**What the exercise asks**
Please write out the complete listing that follows, exactly as it reads.

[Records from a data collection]
-- start --
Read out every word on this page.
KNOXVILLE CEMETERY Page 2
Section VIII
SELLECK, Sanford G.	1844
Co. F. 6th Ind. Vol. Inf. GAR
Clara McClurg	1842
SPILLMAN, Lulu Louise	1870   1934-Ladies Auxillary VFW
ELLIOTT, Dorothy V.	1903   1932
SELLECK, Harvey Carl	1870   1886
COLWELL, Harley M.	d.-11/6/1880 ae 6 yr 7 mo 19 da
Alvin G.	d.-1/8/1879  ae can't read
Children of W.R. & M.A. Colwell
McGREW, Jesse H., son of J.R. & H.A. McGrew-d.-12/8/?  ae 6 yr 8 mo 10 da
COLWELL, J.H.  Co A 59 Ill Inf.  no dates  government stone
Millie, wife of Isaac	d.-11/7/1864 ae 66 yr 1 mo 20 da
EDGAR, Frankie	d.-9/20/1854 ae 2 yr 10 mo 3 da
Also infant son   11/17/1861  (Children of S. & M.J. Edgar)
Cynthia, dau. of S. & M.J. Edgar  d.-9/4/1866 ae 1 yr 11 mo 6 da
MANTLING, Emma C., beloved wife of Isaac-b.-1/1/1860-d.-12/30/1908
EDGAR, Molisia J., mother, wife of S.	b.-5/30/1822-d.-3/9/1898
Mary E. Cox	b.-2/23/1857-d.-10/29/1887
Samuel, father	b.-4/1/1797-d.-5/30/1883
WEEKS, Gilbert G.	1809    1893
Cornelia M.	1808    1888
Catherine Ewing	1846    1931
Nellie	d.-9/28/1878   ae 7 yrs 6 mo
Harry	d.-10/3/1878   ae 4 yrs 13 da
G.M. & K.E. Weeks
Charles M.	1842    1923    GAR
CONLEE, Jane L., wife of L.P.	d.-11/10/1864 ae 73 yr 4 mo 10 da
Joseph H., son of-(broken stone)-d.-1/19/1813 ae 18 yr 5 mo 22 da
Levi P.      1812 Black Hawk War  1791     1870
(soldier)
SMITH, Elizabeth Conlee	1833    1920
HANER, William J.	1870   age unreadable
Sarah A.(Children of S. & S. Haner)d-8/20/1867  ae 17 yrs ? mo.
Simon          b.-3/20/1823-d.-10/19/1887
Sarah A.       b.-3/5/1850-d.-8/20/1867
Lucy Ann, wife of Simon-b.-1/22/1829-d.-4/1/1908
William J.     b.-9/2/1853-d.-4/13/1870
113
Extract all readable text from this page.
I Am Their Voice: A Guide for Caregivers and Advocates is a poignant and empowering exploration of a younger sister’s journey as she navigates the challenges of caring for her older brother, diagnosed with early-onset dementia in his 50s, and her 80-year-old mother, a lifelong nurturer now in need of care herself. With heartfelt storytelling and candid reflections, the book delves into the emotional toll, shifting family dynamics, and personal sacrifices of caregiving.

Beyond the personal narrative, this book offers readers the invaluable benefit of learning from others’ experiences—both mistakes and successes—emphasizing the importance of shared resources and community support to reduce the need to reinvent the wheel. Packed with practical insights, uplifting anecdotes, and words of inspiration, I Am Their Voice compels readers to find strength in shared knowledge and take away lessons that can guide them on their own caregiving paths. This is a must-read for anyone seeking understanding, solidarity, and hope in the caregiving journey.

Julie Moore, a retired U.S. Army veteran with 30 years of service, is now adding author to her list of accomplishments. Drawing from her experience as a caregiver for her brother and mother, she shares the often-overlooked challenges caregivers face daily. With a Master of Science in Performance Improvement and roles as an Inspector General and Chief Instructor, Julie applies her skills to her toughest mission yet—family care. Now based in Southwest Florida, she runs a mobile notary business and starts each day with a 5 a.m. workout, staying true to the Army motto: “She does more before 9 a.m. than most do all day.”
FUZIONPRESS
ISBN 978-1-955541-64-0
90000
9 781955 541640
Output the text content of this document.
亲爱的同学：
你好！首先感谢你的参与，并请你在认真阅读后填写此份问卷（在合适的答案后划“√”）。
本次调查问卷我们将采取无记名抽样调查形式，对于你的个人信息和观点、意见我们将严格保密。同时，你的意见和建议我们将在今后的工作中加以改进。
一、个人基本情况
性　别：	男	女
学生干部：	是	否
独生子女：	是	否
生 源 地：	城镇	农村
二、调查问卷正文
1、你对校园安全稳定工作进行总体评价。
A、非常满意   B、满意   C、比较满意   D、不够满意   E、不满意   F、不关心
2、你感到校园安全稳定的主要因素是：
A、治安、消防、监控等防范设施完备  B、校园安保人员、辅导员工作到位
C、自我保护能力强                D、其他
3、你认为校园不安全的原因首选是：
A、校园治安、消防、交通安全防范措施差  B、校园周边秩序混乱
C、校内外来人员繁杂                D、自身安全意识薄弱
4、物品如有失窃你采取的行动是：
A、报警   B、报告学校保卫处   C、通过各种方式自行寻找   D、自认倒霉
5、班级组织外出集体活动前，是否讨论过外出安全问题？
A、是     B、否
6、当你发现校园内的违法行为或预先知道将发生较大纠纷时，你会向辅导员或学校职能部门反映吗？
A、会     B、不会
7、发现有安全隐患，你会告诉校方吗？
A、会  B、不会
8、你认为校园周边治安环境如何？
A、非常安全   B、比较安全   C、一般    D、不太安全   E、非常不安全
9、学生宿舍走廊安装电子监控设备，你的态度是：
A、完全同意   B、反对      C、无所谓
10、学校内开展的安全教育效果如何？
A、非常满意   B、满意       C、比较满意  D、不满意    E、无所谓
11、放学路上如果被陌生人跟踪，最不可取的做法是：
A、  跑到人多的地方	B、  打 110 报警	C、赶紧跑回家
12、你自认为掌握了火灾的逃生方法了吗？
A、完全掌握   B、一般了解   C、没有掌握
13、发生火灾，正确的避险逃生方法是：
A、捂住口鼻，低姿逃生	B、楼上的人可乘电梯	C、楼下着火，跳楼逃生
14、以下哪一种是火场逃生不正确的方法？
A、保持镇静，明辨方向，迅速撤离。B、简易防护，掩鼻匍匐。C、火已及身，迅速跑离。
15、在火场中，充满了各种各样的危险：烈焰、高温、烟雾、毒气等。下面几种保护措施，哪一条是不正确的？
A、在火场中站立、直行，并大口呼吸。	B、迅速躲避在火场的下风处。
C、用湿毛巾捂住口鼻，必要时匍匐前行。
-- end --
**Exercise solution**
Read out every word on this page.
KNOXVILLE CEMETERY Page 2
Section VIII
SELLECK, Sanford G.	1844
Co. F. 6th Ind. Vol. Inf. GAR
Clara McClurg	1842
SPILLMAN, Lulu Louise	1870   1934-Ladies Auxillary VFW
ELLIOTT, Dorothy V.	1903   1932
SELLECK, Harvey Carl	1870   1886
COLWELL, Harley M.	d.-11/6/1880 ae 6 yr 7 mo 19 da
Alvin G.	d.-1/8/1879  ae can't read
Children of W.R. & M.A. Colwell
McGREW, Jesse H., son of J.R. & H.A. McGrew-d.-12/8/?  ae 6 yr 8 mo 10 da
COLWELL, J.H.  Co A 59 Ill Inf.  no dates  government stone
Millie, wife of Isaac	d.-11/7/1864 ae 66 yr 1 mo 20 da
EDGAR, Frankie	d.-9/20/1854 ae 2 yr 10 mo 3 da
Also infant son   11/17/1861  (Children of S. & M.J. Edgar)
Cynthia, dau. of S. & M.J. Edgar  d.-9/4/1866 ae 1 yr 11 mo 6 da
MANTLING, Emma C., beloved wife of Isaac-b.-1/1/1860-d.-12/30/1908
EDGAR, Molisia J., mother, wife of S.	b.-5/30/1822-d.-3/9/1898
Mary E. Cox	b.-2/23/1857-d.-10/29/1887
Samuel, father	b.-4/1/1797-d.-5/30/1883
WEEKS, Gilbert G.	1809    1893
Cornelia M.	1808    1888
Catherine Ewing	1846    1931
Nellie	d.-9/28/1878   ae 7 yrs 6 mo
Harry	d.-10/3/1878   ae 4 yrs 13 da
G.M. & K.E. Weeks
Charles M.	1842    1923    GAR
CONLEE, Jane L., wife of L.P.	d.-11/10/1864 ae 73 yr 4 mo 10 da
Joseph H., son of-(broken stone)-d.-1/19/1813 ae 18 yr 5 mo 22 da
Levi P.      1812 Black Hawk War  1791     1870
(soldier)
SMITH, Elizabeth Conlee	1833    1920
HANER, William J.	1870   age unreadable
Sarah A.(Children of S. & S. Haner)d-8/20/1867  ae 17 yrs ? mo.
Simon          b.-3/20/1823-d.-10/19/1887
Sarah A.       b.-3/5/1850-d.-8/20/1867
Lucy Ann, wife of Simon-b.-1/22/1829-d.-4/1/1908
William J.     b.-9/2/1853-d.-4/13/1870
113
Extract all readable text from this page.
I Am Their Voice: A Guide for Caregivers and Advocates is a poignant and empowering exploration of a younger sister’s journey as she navigates the challenges of caring for her older brother, diagnosed with early-onset dementia in his 50s, and her 80-year-old mother, a lifelong nurturer now in need of care herself. With heartfelt storytelling and candid reflections, the book delves into the emotional toll, shifting family dynamics, and personal sacrifices of caregiving.

Beyond the personal narrative, this book offers readers the invaluable benefit of learning from others’ experiences—both mistakes and successes—emphasizing the importance of shared resources and community support to reduce the need to reinvent the wheel. Packed with practical insights, uplifting anecdotes, and words of inspiration, I Am Their Voice compels readers to find strength in shared knowledge and take away lessons that can guide them on their own caregiving paths. This is a must-read for anyone seeking understanding, solidarity, and hope in the caregiving journey.

Julie Moore, a retired U.S. Army veteran with 30 years of service, is now adding author to her list of accomplishments. Drawing from her experience as a caregiver for her brother and mother, she shares the often-overlooked challenges caregivers face daily. With a Master of Science in Performance Improvement and roles as an Inspector General and Chief Instructor, Julie applies her skills to her toughest mission yet—family care. Now based in Southwest Florida, she runs a mobile notary business and starts each day with a 5 a.m. workout, staying true to the Army motto: “She does more before 9 a.m. than most do all day.”
FUZIONPRESS
ISBN 978-1-955541-64-0
90000
9 781955 541640
Output the text content of this document.
亲爱的同学：
你好！首先感谢你的参与，并请你在认真阅读后填写此份问卷（在合适的答案后划“√”）。
本次调查问卷我们将采取无记名抽样调查形式，对于你的个人信息和观点、意见我们将严格保密。同时，你的意见和建议我们将在今后的工作中加以改进。
一、个人基本情况
性　别：	男	女
学生干部：	是	否
独生子女：	是	否
生 源 地：	城镇	农村
二、调查问卷正文
1、你对校园安全稳定工作进行总体评价。
A、非常满意   B、满意   C、比较满意   D、不够满意   E、不满意   F、不关心
2、你感到校园安全稳定的主要因素是：
A、治安、消防、监控等防范设施完备  B、校园安保人员、辅导员工作到位
C、自我保护能力强                D、其他
3、你认为校园不安全的原因首选是：
A、校园治安、消防、交通安全防范措施差  B、校园周边秩序混乱
C、校内外来人员繁杂                D、自身安全意识薄弱
4、物品如有失窃你采取的行动是：
A、报警   B、报告学校保卫处   C、通过各种方式自行寻找   D、自认倒霉
5、班级组织外出集体活动前，是否讨论过外出安全问题？
A、是     B、否
6、当你发现校园内的违法行为或预先知道将发生较大纠纷时，你会向辅导员或学校职能部门反映吗？
A、会     B、不会
7、发现有安全隐患，你会告诉校方吗？
A、会  B、不会
8、你认为校园周边治安环境如何？
A、非常安全   B、比较安全   C、一般    D、不太安全   E、非常不安全
9、学生宿舍走廊安装电子监控设备，你的态度是：
A、完全同意   B、反对      C、无所谓
10、学校内开展的安全教育效果如何？
A、非常满意   B、满意       C、比较满意  D、不满意    E、无所谓
11、放学路上如果被陌生人跟踪，最不可取的做法是：
A、  跑到人多的地方	B、  打 110 报警	C、赶紧跑回家
12、你自认为掌握了火灾的逃生方法了吗？
A、完全掌握   B、一般了解   C、没有掌握
13、发生火灾，正确的避险逃生方法是：
A、捂住口鼻，低姿逃生	B、楼上的人可乘电梯	C、楼下着火，跳楼逃生
14、以下哪一种是火场逃生不正确的方法？
A、保持镇静，明辨方向，迅速撤离。B、简易防护，掩鼻匍匐。C、火已及身，迅速跑离。
15、在火场中，充满了各种各样的危险：烈焰、高温、烟雾、毒气等。下面几种保护措施，哪一条是不正确的？
A、在火场中站立、直行，并大口呼吸。	B、迅速躲避在火场的下风处。
C、用湿毛巾捂住口鼻，必要时匍匐前行。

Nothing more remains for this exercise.